**Saved entries**.
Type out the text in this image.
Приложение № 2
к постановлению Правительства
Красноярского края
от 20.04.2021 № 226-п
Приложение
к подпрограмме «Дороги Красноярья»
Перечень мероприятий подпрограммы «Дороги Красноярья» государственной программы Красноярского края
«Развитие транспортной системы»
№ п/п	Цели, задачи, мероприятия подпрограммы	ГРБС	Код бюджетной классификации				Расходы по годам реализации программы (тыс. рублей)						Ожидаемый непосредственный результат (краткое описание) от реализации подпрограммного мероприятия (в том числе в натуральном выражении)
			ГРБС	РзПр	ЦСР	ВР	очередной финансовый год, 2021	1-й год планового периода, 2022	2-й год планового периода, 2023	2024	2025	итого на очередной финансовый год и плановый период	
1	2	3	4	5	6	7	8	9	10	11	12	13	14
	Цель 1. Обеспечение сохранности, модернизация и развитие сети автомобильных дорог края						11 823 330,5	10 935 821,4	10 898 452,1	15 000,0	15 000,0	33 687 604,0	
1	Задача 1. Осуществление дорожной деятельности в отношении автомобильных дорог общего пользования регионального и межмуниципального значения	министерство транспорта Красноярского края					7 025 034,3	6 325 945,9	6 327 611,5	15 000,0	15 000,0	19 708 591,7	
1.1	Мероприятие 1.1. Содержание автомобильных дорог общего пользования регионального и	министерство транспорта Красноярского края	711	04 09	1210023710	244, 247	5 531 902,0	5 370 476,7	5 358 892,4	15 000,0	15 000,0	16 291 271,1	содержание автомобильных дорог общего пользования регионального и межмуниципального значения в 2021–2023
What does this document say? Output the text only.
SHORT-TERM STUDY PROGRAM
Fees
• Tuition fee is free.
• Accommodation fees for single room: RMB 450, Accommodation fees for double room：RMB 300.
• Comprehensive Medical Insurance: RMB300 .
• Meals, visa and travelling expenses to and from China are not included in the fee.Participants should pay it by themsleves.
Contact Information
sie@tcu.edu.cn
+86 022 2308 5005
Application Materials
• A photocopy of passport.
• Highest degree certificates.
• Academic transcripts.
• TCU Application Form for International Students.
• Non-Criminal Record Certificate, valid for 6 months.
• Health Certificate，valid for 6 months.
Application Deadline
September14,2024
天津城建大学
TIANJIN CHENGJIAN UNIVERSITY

**EXERCISE AIM**. Repeat only the lines running from the line that contains "What does this" through the last line above, inclusive.

**IN RESPONSE**.
What does this document say? Output the text only.
SHORT-TERM STUDY PROGRAM
Fees
• Tuition fee is free.
• Accommodation fees for single room: RMB 450, Accommodation fees for double room：RMB 300.
• Comprehensive Medical Insurance: RMB300 .
• Meals, visa and travelling expenses to and from China are not included in the fee.Participants should pay it by themsleves.
Contact Information
sie@tcu.edu.cn
+86 022 2308 5005
Application Materials
• A photocopy of passport.
• Highest degree certificates.
• Academic transcripts.
• TCU Application Form for International Students.
• Non-Criminal Record Certificate, valid for 6 months.
• Health Certificate，valid for 6 months.
Application Deadline
September14,2024
天津城建大学
TIANJIN CHENGJIAN UNIVERSITY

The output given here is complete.